▶ _Exercise description_:
Take every line that has the string "stats" and copy it out.

▶ _Recorded data_:

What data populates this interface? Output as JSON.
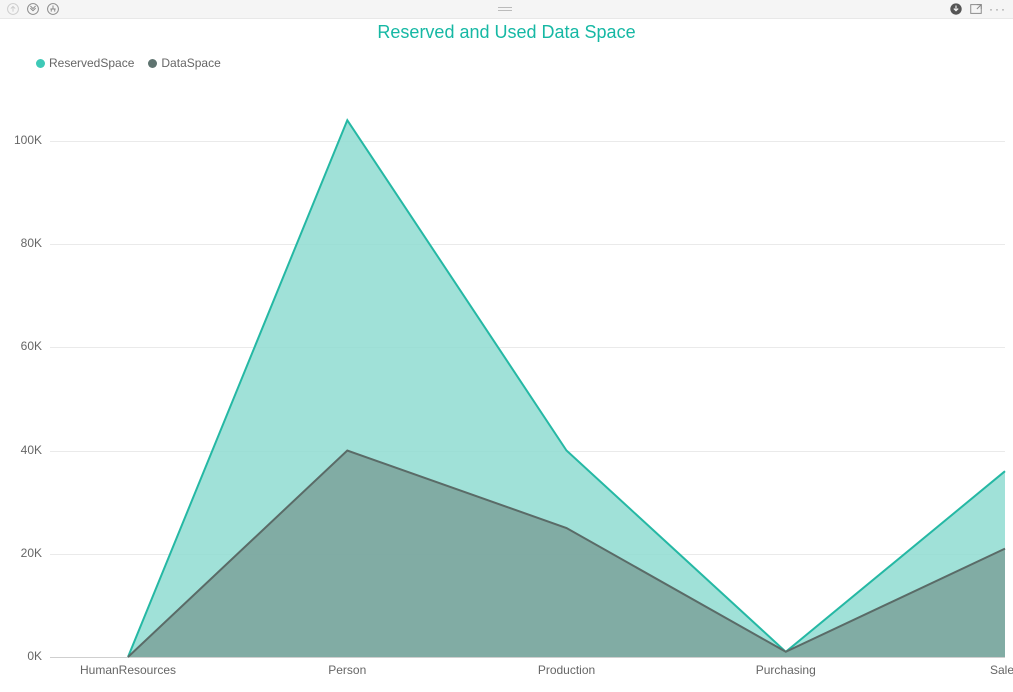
{
  "title": "Reserved and Used Data Space",
  "legend": {
    "items": [
      {
        "label": "ReservedSpace",
        "color": "#3ec9b7"
      },
      {
        "label": "DataSpace",
        "color": "#5f7470"
      }
    ]
  },
  "y_ticks": [
    "0K",
    "20K",
    "40K",
    "60K",
    "80K",
    "100K"
  ],
  "x_ticks": [
    "HumanResources",
    "Person",
    "Production",
    "Purchasing",
    "Sales"
  ],
  "colors": {
    "reserved_fill": "#8fdcd1",
    "reserved_stroke": "#25b8a4",
    "data_fill": "#7ba29b",
    "data_stroke": "#5a6b67"
  },
  "chart_data": {
    "type": "area",
    "title": "Reserved and Used Data Space",
    "xlabel": "",
    "ylabel": "",
    "ylim": [
      0,
      105000
    ],
    "categories": [
      "HumanResources",
      "Person",
      "Production",
      "Purchasing",
      "Sales"
    ],
    "series": [
      {
        "name": "ReservedSpace",
        "values": [
          0,
          104000,
          40000,
          1000,
          36000
        ]
      },
      {
        "name": "DataSpace",
        "values": [
          0,
          40000,
          25000,
          1000,
          21000
        ]
      }
    ]
  }
}
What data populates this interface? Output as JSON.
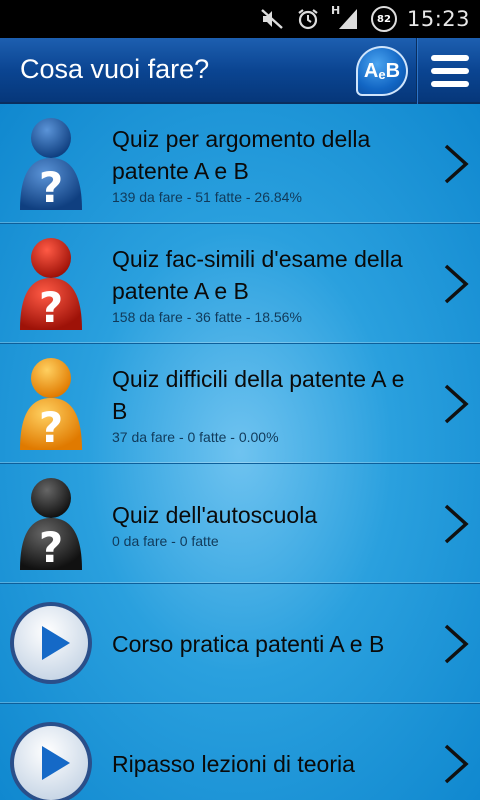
{
  "status_bar": {
    "icons": [
      "mute-icon",
      "alarm-icon",
      "signal-icon"
    ],
    "network_label": "H",
    "battery_level": "82",
    "time": "15:23"
  },
  "header": {
    "title": "Cosa vuoi fare?",
    "logo_text_main": "A",
    "logo_text_small": "e",
    "logo_text_end": "B",
    "menu_icon": "hamburger-menu-icon"
  },
  "colors": {
    "header_blue": "#0b4592",
    "list_background": "#2aa0de",
    "avatar_blue": "#1f5fae",
    "avatar_red": "#d42a1a",
    "avatar_orange": "#f59a12",
    "avatar_black": "#2a2a2a"
  },
  "rows": [
    {
      "type": "quiz",
      "avatar_color": "#1f5fae",
      "label": "Quiz per argomento della patente A e B",
      "stats": "139 da fare - 51 fatte - 26.84%"
    },
    {
      "type": "quiz",
      "avatar_color": "#d42a1a",
      "label": "Quiz fac-simili d'esame della patente A e B",
      "stats": "158 da fare - 36 fatte - 18.56%"
    },
    {
      "type": "quiz",
      "avatar_color": "#f59a12",
      "label": "Quiz difficili della patente A e B",
      "stats": "37 da fare - 0 fatte - 0.00%"
    },
    {
      "type": "quiz",
      "avatar_color": "#2a2a2a",
      "label": "Quiz dell'autoscuola",
      "stats": "0 da fare - 0 fatte"
    },
    {
      "type": "video",
      "label": "Corso pratica patenti A e B",
      "stats": ""
    },
    {
      "type": "video",
      "label": "Ripasso lezioni di teoria",
      "stats": ""
    }
  ]
}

▶ _Full solution_:
      "stats": "139 da fare - 51 fatte - 26.84%"
      "stats": "158 da fare - 36 fatte - 18.56%"
      "stats": "37 da fare - 0 fatte - 0.00%"
      "stats": "0 da fare - 0 fatte"
      "stats": ""
      "stats": ""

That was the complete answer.